- **TRECHO DA PÁGINA**
O curta-metragem de Bruno Vianna inicia-se com uma breve introdução a respeito da função da arqueologia, dizendo-nos que “o método arqueológico pode ser aplicado a qualquer coisa”, já que seu intuito é o de permitir compreender os modos de vida e de estar no mundo dos vários indivíduos sobre os quais se aplica.

Juntamente ao som das diversas falas e informações em off, nos são apresentadas imagens de indivíduos os quais deduzimos ser arqueólogos. Estas imagens nos chegam saturadas e truncadas em seu transcorrer inconstante, borrando seus contornos conforme se movem lentamente. Vemos ali estampados os traços deixados por aqueles homens e mulheres ao longo do tempo que habitaram a tela.

Toda esta construção fílmica parece caminhar rumo a uma evidente crítica à ação do capital escondido sob a égide do “progresso” e do “desenvolvimento”. Passamos a ver imagens documentais da bruta remoção e destruição de comunidades periféricas. Assistimos àquilo que o filme formula como um futuro sítio arqueológico, ouvimos um morador revoltado gritando aos tratores que aquilo ali destruído não são apenas casas, mas também vidas e histórias de seus moradores.

Linhas de um conjunto de dados:
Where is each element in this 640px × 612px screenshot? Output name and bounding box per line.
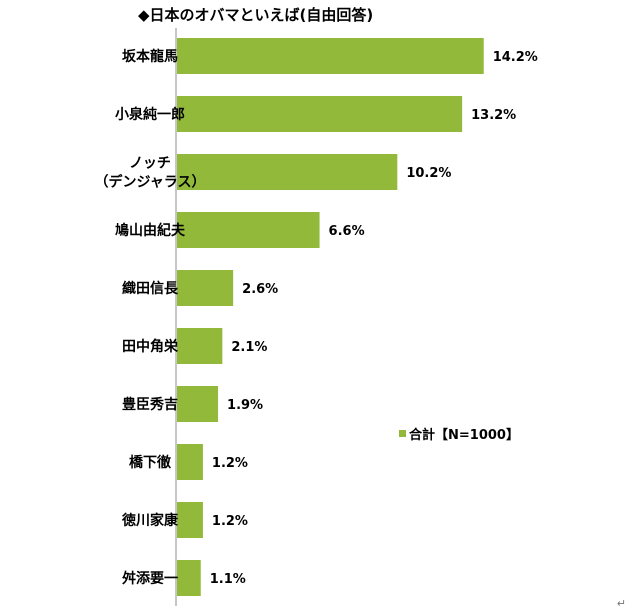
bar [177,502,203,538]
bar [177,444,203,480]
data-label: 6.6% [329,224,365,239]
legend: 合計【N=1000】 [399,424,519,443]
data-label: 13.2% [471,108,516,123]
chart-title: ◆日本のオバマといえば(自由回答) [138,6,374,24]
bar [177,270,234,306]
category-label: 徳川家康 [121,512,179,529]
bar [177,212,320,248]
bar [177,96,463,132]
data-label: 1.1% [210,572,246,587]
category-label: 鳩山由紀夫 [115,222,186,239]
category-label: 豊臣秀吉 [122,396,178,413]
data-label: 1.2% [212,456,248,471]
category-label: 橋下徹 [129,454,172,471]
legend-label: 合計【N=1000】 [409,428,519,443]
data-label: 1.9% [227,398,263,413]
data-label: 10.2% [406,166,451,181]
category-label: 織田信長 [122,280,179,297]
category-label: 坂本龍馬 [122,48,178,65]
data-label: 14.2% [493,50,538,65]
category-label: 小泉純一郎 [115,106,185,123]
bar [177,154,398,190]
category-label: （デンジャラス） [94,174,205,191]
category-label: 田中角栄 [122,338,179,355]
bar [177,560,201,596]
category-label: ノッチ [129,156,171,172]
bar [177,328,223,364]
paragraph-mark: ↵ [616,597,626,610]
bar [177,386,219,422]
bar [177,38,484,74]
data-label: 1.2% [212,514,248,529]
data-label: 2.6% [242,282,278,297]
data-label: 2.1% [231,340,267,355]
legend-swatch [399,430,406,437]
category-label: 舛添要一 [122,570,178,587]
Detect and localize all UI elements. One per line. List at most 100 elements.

* * *

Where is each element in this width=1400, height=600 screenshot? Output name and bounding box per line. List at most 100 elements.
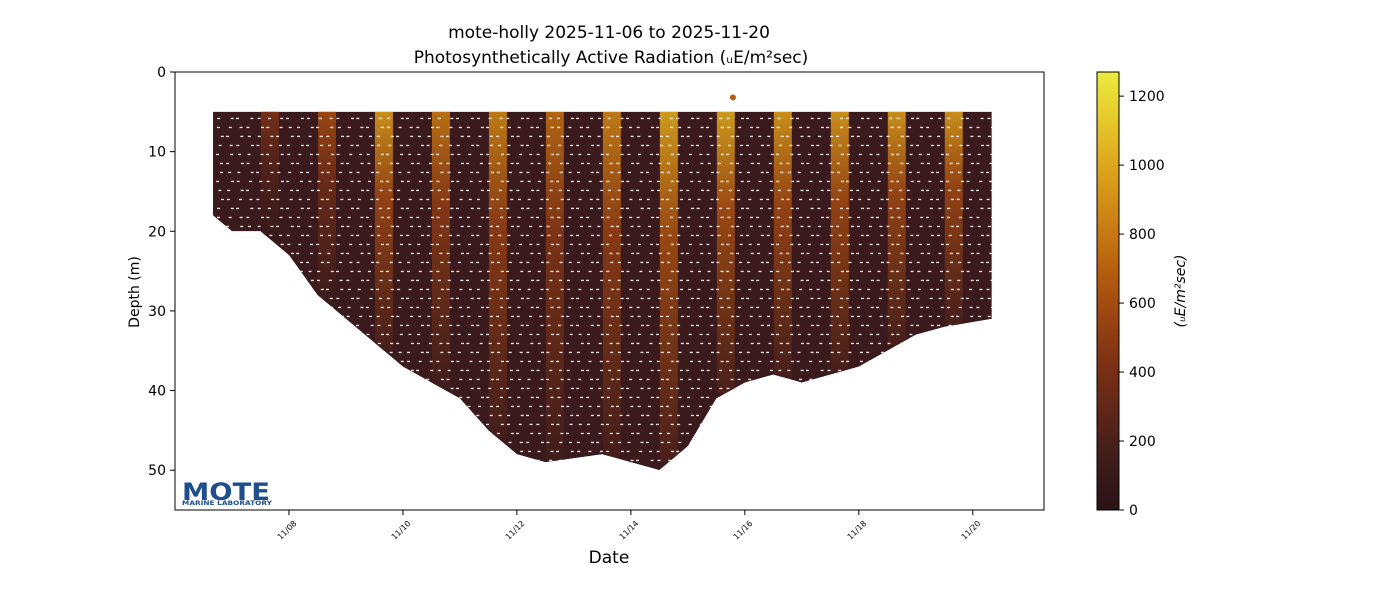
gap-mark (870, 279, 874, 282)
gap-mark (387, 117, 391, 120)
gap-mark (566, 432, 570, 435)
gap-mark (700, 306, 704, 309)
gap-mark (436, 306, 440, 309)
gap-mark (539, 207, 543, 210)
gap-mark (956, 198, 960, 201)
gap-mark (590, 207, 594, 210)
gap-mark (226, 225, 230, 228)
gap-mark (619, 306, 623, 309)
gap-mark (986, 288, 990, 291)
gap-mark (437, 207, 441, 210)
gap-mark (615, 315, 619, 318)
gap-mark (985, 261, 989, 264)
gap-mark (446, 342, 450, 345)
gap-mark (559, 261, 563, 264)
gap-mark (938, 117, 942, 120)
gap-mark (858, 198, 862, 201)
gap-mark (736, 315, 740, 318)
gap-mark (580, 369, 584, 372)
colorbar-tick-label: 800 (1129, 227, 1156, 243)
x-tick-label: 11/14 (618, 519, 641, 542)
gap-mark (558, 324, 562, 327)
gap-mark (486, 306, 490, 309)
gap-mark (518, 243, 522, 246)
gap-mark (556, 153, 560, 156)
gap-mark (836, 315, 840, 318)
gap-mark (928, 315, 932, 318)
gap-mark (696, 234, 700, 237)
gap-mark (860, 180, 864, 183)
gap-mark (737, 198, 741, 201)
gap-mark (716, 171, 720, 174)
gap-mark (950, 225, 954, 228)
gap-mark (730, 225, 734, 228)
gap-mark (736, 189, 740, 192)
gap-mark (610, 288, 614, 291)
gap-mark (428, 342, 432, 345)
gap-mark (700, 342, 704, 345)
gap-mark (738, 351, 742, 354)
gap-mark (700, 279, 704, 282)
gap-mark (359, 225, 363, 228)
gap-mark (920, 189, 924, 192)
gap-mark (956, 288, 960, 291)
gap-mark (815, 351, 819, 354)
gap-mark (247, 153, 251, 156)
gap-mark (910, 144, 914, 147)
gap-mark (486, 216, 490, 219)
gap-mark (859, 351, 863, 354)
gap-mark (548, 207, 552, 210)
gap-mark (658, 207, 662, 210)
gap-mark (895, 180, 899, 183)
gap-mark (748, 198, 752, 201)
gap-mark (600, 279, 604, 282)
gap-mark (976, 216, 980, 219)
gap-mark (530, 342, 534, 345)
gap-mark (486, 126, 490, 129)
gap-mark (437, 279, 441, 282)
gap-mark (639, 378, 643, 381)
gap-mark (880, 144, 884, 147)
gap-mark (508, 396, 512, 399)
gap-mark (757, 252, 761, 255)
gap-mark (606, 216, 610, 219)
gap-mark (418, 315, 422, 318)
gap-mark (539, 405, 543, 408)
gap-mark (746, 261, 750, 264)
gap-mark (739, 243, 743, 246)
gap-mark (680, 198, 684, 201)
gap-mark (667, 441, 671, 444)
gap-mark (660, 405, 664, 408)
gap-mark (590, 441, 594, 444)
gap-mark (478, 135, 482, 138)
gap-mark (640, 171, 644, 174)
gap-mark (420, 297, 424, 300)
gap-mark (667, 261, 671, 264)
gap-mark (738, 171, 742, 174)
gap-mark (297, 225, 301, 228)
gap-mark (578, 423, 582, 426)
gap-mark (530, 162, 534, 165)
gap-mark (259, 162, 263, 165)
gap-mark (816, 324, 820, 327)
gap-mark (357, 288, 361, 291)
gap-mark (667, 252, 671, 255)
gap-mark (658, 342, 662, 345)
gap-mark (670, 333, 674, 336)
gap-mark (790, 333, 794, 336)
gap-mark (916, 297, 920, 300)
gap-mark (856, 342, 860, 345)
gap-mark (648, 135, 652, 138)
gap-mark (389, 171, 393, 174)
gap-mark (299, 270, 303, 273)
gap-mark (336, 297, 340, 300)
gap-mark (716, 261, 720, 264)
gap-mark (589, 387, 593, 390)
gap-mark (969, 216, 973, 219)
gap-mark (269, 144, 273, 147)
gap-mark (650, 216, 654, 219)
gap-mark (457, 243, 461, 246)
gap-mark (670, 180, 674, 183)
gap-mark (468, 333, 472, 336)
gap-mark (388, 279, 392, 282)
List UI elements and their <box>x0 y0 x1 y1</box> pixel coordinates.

- **TAREFAS**
[a] Reproduza o trecho do texto sobre o curta-metragem que começa em "O curta-metragem de" e termina em "quais se aplica.".
[b] Selecione nas entradas todas as linhas em que aparece a palavra "legend" e copie-as.

- **RESPOSTAS**
[a]
O curta-metragem de Bruno Vianna inicia-se com uma breve introdução a respeito da função da arqueologia, dizendo-nos que “o método arqueológico pode ser aplicado a qualquer coisa”, já que seu intuito é o de permitir compreender os modos de vida e de estar no mundo dos vários indivíduos sobre os quais se aplica.

[b]
legend: 合計【N=1000】 [399,424,519,443]
legend-label: 合計【N=1000】 [409,428,519,443]
legend-swatch [399,430,406,437]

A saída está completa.